» Task brief
Quote the records beneath, complete and exact. Leave out images.

» Exercise materials
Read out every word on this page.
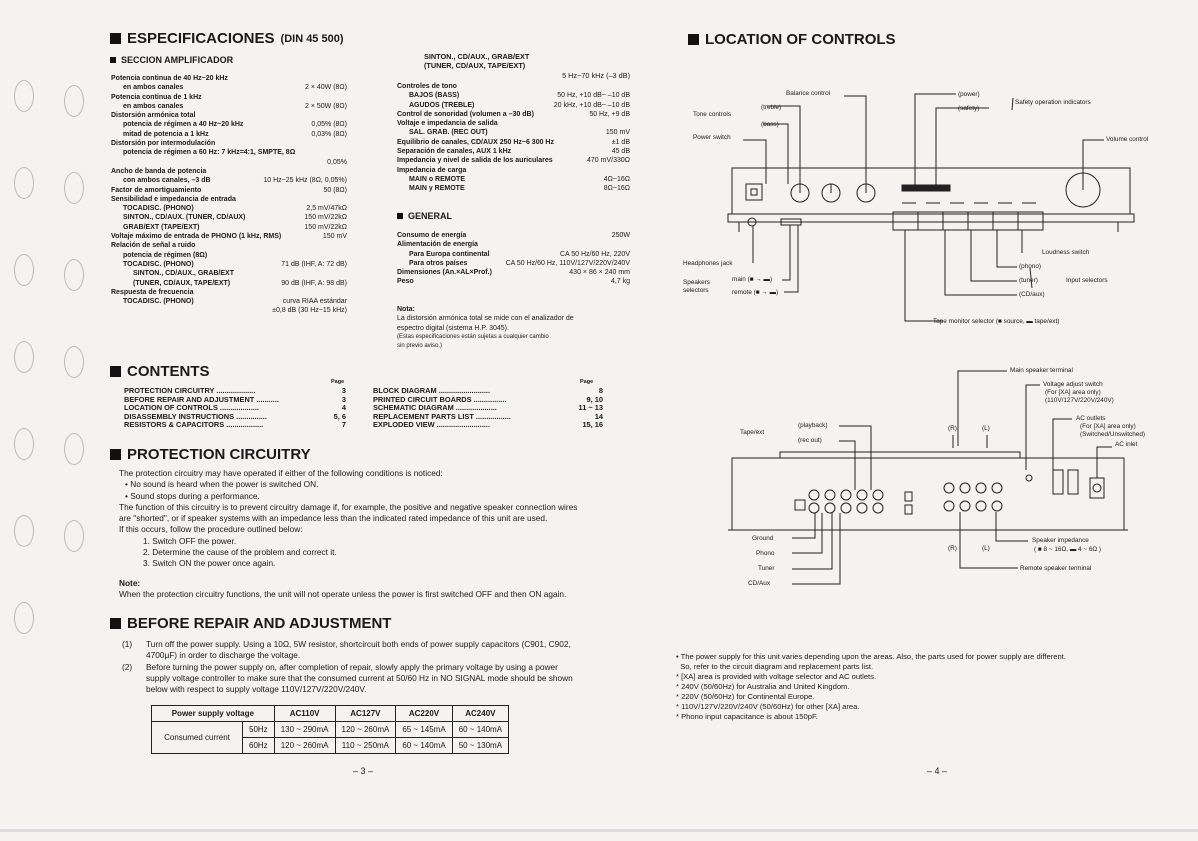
ESPECIFICACIONES (DIN 45 500)
SECCION AMPLIFICADOR
Potencia continua de 40 Hz~20 kHz
en ambos canales	2 × 40W (8Ω)
Potencia continua de 1 kHz
en ambos canales	2 × 50W (8Ω)
Distorsión armónica total
potencia de régimen a 40 Hz~20 kHz	0,05% (8Ω)
mitad de potencia a 1 kHz	0,03% (8Ω)
Distorsión por intermodulación
potencia de régimen a 60 Hz: 7 kHz=4:1, SMPTE, 8Ω
0,05%
Ancho de banda de potencia
con ambos canales, –3 dB	10 Hz~25 kHz (8Ω, 0,05%)
Factor de amortiguamiento	50 (8Ω)
Sensibilidad e impedancia de entrada
TOCADISC. (PHONO)	2,5 mV/47kΩ
SINTON., CD/AUX. (TUNER, CD/AUX)	150 mV/22kΩ
GRAB/EXT (TAPE/EXT)	150 mV/22kΩ
Voltaje máximo de entrada de PHONO (1 kHz, RMS)	150 mV
Relación de señal a ruido
potencia de régimen (8Ω)
TOCADISC. (PHONO)	71 dB (IHF, A: 72 dB)
SINTON., CD/AUX., GRAB/EXT
(TUNER, CD/AUX, TAPE/EXT)	90 dB (IHF, A: 98 dB)
Respuesta de frecuencia
TOCADISC. (PHONO)	curva RIAA estándar
±0,8 dB (30 Hz~15 kHz)
SINTON., CD/AUX., GRAB/EXT
(TUNER, CD/AUX, TAPE/EXT)
5 Hz~70 kHz (–3 dB)
Controles de tono
BAJOS (BASS)	50 Hz, +10 dB~ –10 dB
AGUDOS (TREBLE)	20 kHz, +10 dB~ –10 dB
Control de sonoridad (volumen a –30 dB)	50 Hz, +9 dB
Voltaje e impedancia de salida
SAL. GRAB. (REC OUT)	150 mV
Equilibrio de canales, CD/AUX 250 Hz~6 300 Hz	±1 dB
Separación de canales, AUX 1 kHz	45 dB
Impedancia y nivel de salida de los auriculares	470 mV/330Ω
Impedancia de carga
MAIN o REMOTE	4Ω~16Ω
MAIN y REMOTE	8Ω~16Ω
GENERAL
Consumo de energía	250W
Alimentación de energía
Para Europa continental	CA 50 Hz/60 Hz, 220V
Para otros países	CA 50 Hz/60 Hz, 110V/127V/220V/240V
Dimensiones (An.×AL×Prof.)	430 × 86 × 240 mm
Peso	4,7 kg
Nota:
La distorsión armónica total se mide con el analizador de
espectro digital (sistema H.P. 3045).
(Estas especificaciones están sujetas a cualquier cambio
sin previo aviso.)
CONTENTS
Page	Page
PROTECTION CIRCUITRY ...................	3
BEFORE REPAIR AND ADJUSTMENT ...........	3
LOCATION OF CONTROLS ...................	4
DISASSEMBLY INSTRUCTIONS ...............	5, 6
RESISTORS & CAPACITORS ..................	7
BLOCK DIAGRAM .........................	8
PRINTED CIRCUIT BOARDS ................	9, 10
SCHEMATIC DIAGRAM ....................	11 ~ 13
REPLACEMENT PARTS LIST .................	14
EXPLODED VIEW ..........................	15, 16
PROTECTION CIRCUITRY
The protection circuitry may have operated if either of the following conditions is noticed:
• No sound is heard when the power is switched ON.
• Sound stops during a performance.
The function of this circuitry is to prevent circuitry damage if, for example, the positive and negative speaker connection wires
are "shorted", or if speaker systems with an impedance less than the indicated rated impedance of this unit are used.
If this occurs, follow the procedure outlined below:
1. Switch OFF the power.
2. Determine the cause of the problem and correct it.
3. Switch ON the power once again.
Note:
When the protection circuitry functions, the unit will not operate unless the power is first switched OFF and then ON again.
BEFORE REPAIR AND ADJUSTMENT
(1)	Turn off the power supply. Using a 10Ω, 5W resistor, shortcircuit both ends of power supply capacitors (C901, C902,
4700μF) in order to discharge the voltage.
(2)	Before turning the power supply on, after completion of repair, slowly apply the primary voltage by using a power
supply voltage controller to make sure that the consumed current at 50/60 Hz in NO SIGNAL mode should be shown
below with respect to supply voltage 110V/127V/220V/240V.
Power supply voltage		AC110V	AC127V	AC220V	AC240V
Consumed current	50Hz	130 ~ 290mA	120 ~ 260mA	65 ~ 145mA	60 ~ 140mA
	60Hz	120 ~ 260mA	110 ~ 250mA	60 ~ 140mA	50 ~ 130mA
– 3 –
LOCATION OF CONTROLS
Balance control
(treble)
(bass)
Tone controls
Power switch
(power)
(safety)
Safety operation indicators
Volume control
Headphones jack
Speakers
selectors
main (■ → ▬)
remote (■ → ▬)
Loudness switch
(phono)
(tuner)
(CD/aux)
Input selectors
Tape monitor selector (■ source, ▬ tape/ext)
Main speaker terminal
Voltage adjust switch
(For [XA] area only)
(110V/127V/220V/240V)
AC outlets
(For [XA] area only)
(Switched/Unswitched)
AC inlet
(playback)
Tape/ext
(rec out)
(R)	(L)
Ground
Phono
Tuner
CD/Aux
(R)	(L)
Speaker impedance
( ■ 8 ~ 16Ω, ▬ 4 ~ 6Ω )
Remote speaker terminal
• The power supply for this unit varies depending upon the areas. Also, the parts used for power supply are different.
So, refer to the circuit diagram and replacement parts list.
* [XA] area is provided with voltage selector and AC outlets.
* 240V (50/60Hz) for Australia and United Kingdom.
* 220V (50/60Hz) for Continental Europe.
* 110V/127V/220V/240V (50/60Hz) for other [XA] area.
* Phono input capacitance is about 150pF.
– 4 –
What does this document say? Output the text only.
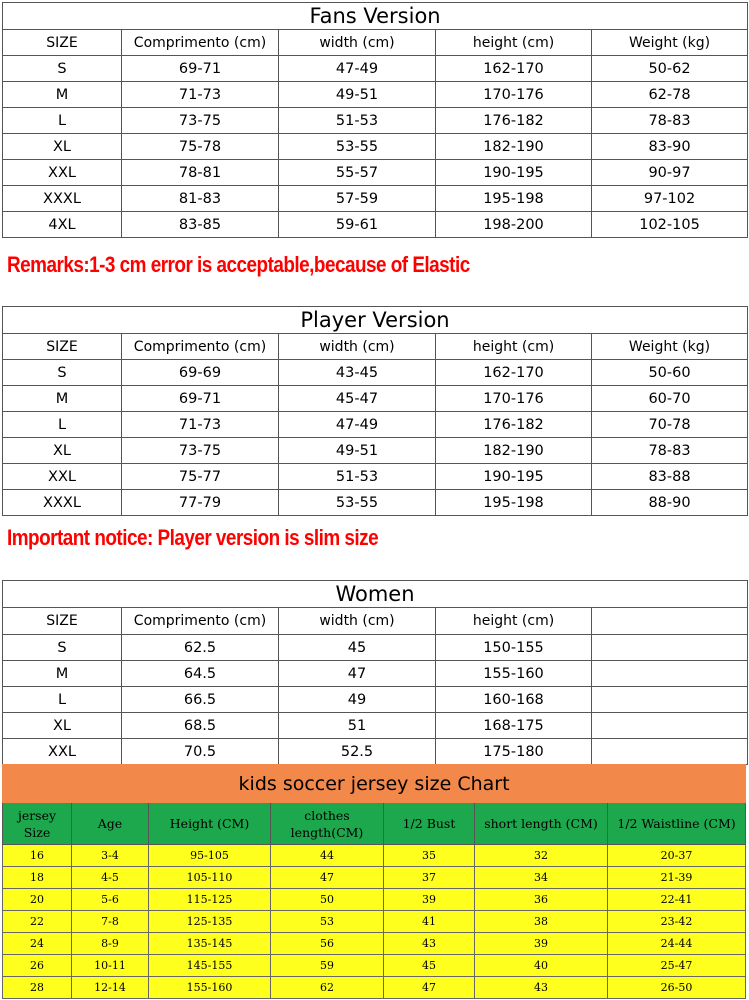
Fans Version				
SIZE	Comprimento (cm)	width (cm)	height (cm)	Weight (kg)
S	69-71	47-49	162-170	50-62
M	71-73	49-51	170-176	62-78
L	73-75	51-53	176-182	78-83
XL	75-78	53-55	182-190	83-90
XXL	78-81	55-57	190-195	90-97
XXXL	81-83	57-59	195-198	97-102
4XL	83-85	59-61	198-200	102-105
Remarks:1-3 cm error is acceptable,because of Elastic
Player Version				
SIZE	Comprimento (cm)	width (cm)	height (cm)	Weight (kg)
S	69-69	43-45	162-170	50-60
M	69-71	45-47	170-176	60-70
L	71-73	47-49	176-182	70-78
XL	73-75	49-51	182-190	78-83
XXL	75-77	51-53	190-195	83-88
XXXL	77-79	53-55	195-198	88-90
Important notice: Player version is slim size
Women				
SIZE	Comprimento (cm)	width (cm)	height (cm)	
S	62.5	45	150-155	
M	64.5	47	155-160	
L	66.5	49	160-168	
XL	68.5	51	168-175	
XXL	70.5	52.5	175-180	
kids soccer jersey size Chart						
jersey Size	Age	Height (CM)	clothes length(CM)	1/2 Bust	short length (CM)	1/2 Waistline (CM)
16	3-4	95-105	44	35	32	20-37
18	4-5	105-110	47	37	34	21-39
20	5-6	115-125	50	39	36	22-41
22	7-8	125-135	53	41	38	23-42
24	8-9	135-145	56	43	39	24-44
26	10-11	145-155	59	45	40	25-47
28	12-14	155-160	62	47	43	26-50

» Solution
Read out every word on this page.
ESPECIFICACIONES (DIN 45 500)
SECCION AMPLIFICADOR
Potencia continua de 40 Hz~20 kHz
en ambos canales	2 × 40W (8Ω)
Potencia continua de 1 kHz
en ambos canales	2 × 50W (8Ω)
Distorsión armónica total
potencia de régimen a 40 Hz~20 kHz	0,05% (8Ω)
mitad de potencia a 1 kHz	0,03% (8Ω)
Distorsión por intermodulación
potencia de régimen a 60 Hz: 7 kHz=4:1, SMPTE, 8Ω
0,05%
Ancho de banda de potencia
con ambos canales, –3 dB	10 Hz~25 kHz (8Ω, 0,05%)
Factor de amortiguamiento	50 (8Ω)
Sensibilidad e impedancia de entrada
TOCADISC. (PHONO)	2,5 mV/47kΩ
SINTON., CD/AUX. (TUNER, CD/AUX)	150 mV/22kΩ
GRAB/EXT (TAPE/EXT)	150 mV/22kΩ
Voltaje máximo de entrada de PHONO (1 kHz, RMS)	150 mV
Relación de señal a ruido
potencia de régimen (8Ω)
TOCADISC. (PHONO)	71 dB (IHF, A: 72 dB)
SINTON., CD/AUX., GRAB/EXT
(TUNER, CD/AUX, TAPE/EXT)	90 dB (IHF, A: 98 dB)
Respuesta de frecuencia
TOCADISC. (PHONO)	curva RIAA estándar
±0,8 dB (30 Hz~15 kHz)
SINTON., CD/AUX., GRAB/EXT
(TUNER, CD/AUX, TAPE/EXT)
5 Hz~70 kHz (–3 dB)
Controles de tono
BAJOS (BASS)	50 Hz, +10 dB~ –10 dB
AGUDOS (TREBLE)	20 kHz, +10 dB~ –10 dB
Control de sonoridad (volumen a –30 dB)	50 Hz, +9 dB
Voltaje e impedancia de salida
SAL. GRAB. (REC OUT)	150 mV
Equilibrio de canales, CD/AUX 250 Hz~6 300 Hz	±1 dB
Separación de canales, AUX 1 kHz	45 dB
Impedancia y nivel de salida de los auriculares	470 mV/330Ω
Impedancia de carga
MAIN o REMOTE	4Ω~16Ω
MAIN y REMOTE	8Ω~16Ω
GENERAL
Consumo de energía	250W
Alimentación de energía
Para Europa continental	CA 50 Hz/60 Hz, 220V
Para otros países	CA 50 Hz/60 Hz, 110V/127V/220V/240V
Dimensiones (An.×AL×Prof.)	430 × 86 × 240 mm
Peso	4,7 kg
Nota:
La distorsión armónica total se mide con el analizador de
espectro digital (sistema H.P. 3045).
(Estas especificaciones están sujetas a cualquier cambio
sin previo aviso.)
CONTENTS
Page	Page
PROTECTION CIRCUITRY ...................	3
BEFORE REPAIR AND ADJUSTMENT ...........	3
LOCATION OF CONTROLS ...................	4
DISASSEMBLY INSTRUCTIONS ...............	5, 6
RESISTORS & CAPACITORS ..................	7
BLOCK DIAGRAM .........................	8
PRINTED CIRCUIT BOARDS ................	9, 10
SCHEMATIC DIAGRAM ....................	11 ~ 13
REPLACEMENT PARTS LIST .................	14
EXPLODED VIEW ..........................	15, 16
PROTECTION CIRCUITRY
The protection circuitry may have operated if either of the following conditions is noticed:
• No sound is heard when the power is switched ON.
• Sound stops during a performance.
The function of this circuitry is to prevent circuitry damage if, for example, the positive and negative speaker connection wires
are "shorted", or if speaker systems with an impedance less than the indicated rated impedance of this unit are used.
If this occurs, follow the procedure outlined below:
1. Switch OFF the power.
2. Determine the cause of the problem and correct it.
3. Switch ON the power once again.
Note:
When the protection circuitry functions, the unit will not operate unless the power is first switched OFF and then ON again.
BEFORE REPAIR AND ADJUSTMENT
(1)	Turn off the power supply. Using a 10Ω, 5W resistor, shortcircuit both ends of power supply capacitors (C901, C902,
4700μF) in order to discharge the voltage.
(2)	Before turning the power supply on, after completion of repair, slowly apply the primary voltage by using a power
supply voltage controller to make sure that the consumed current at 50/60 Hz in NO SIGNAL mode should be shown
below with respect to supply voltage 110V/127V/220V/240V.
Power supply voltage		AC110V	AC127V	AC220V	AC240V
Consumed current	50Hz	130 ~ 290mA	120 ~ 260mA	65 ~ 145mA	60 ~ 140mA
	60Hz	120 ~ 260mA	110 ~ 250mA	60 ~ 140mA	50 ~ 130mA
– 3 –
LOCATION OF CONTROLS
Balance control
(treble)
(bass)
Tone controls
Power switch
(power)
(safety)
Safety operation indicators
Volume control
Headphones jack
Speakers
selectors
main (■ → ▬)
remote (■ → ▬)
Loudness switch
(phono)
(tuner)
(CD/aux)
Input selectors
Tape monitor selector (■ source, ▬ tape/ext)
Main speaker terminal
Voltage adjust switch
(For [XA] area only)
(110V/127V/220V/240V)
AC outlets
(For [XA] area only)
(Switched/Unswitched)
AC inlet
(playback)
Tape/ext
(rec out)
(R)	(L)
Ground
Phono
Tuner
CD/Aux
(R)	(L)
Speaker impedance
( ■ 8 ~ 16Ω, ▬ 4 ~ 6Ω )
Remote speaker terminal
• The power supply for this unit varies depending upon the areas. Also, the parts used for power supply are different.
So, refer to the circuit diagram and replacement parts list.
* [XA] area is provided with voltage selector and AC outlets.
* 240V (50/60Hz) for Australia and United Kingdom.
* 220V (50/60Hz) for Continental Europe.
* 110V/127V/220V/240V (50/60Hz) for other [XA] area.
* Phono input capacitance is about 150pF.
– 4 –
What does this document say? Output the text only.
Fans Version				
SIZE	Comprimento (cm)	width (cm)	height (cm)	Weight (kg)
S	69-71	47-49	162-170	50-62
M	71-73	49-51	170-176	62-78
L	73-75	51-53	176-182	78-83
XL	75-78	53-55	182-190	83-90
XXL	78-81	55-57	190-195	90-97
XXXL	81-83	57-59	195-198	97-102
4XL	83-85	59-61	198-200	102-105
Remarks:1-3 cm error is acceptable,because of Elastic
Player Version				
SIZE	Comprimento (cm)	width (cm)	height (cm)	Weight (kg)
S	69-69	43-45	162-170	50-60
M	69-71	45-47	170-176	60-70
L	71-73	47-49	176-182	70-78
XL	73-75	49-51	182-190	78-83
XXL	75-77	51-53	190-195	83-88
XXXL	77-79	53-55	195-198	88-90
Important notice: Player version is slim size
Women				
SIZE	Comprimento (cm)	width (cm)	height (cm)	
S	62.5	45	150-155	
M	64.5	47	155-160	
L	66.5	49	160-168	
XL	68.5	51	168-175	
XXL	70.5	52.5	175-180	
kids soccer jersey size Chart						
jersey Size	Age	Height (CM)	clothes length(CM)	1/2 Bust	short length (CM)	1/2 Waistline (CM)
16	3-4	95-105	44	35	32	20-37
18	4-5	105-110	47	37	34	21-39
20	5-6	115-125	50	39	36	22-41
22	7-8	125-135	53	41	38	23-42
24	8-9	135-145	56	43	39	24-44
26	10-11	145-155	59	45	40	25-47
28	12-14	155-160	62	47	43	26-50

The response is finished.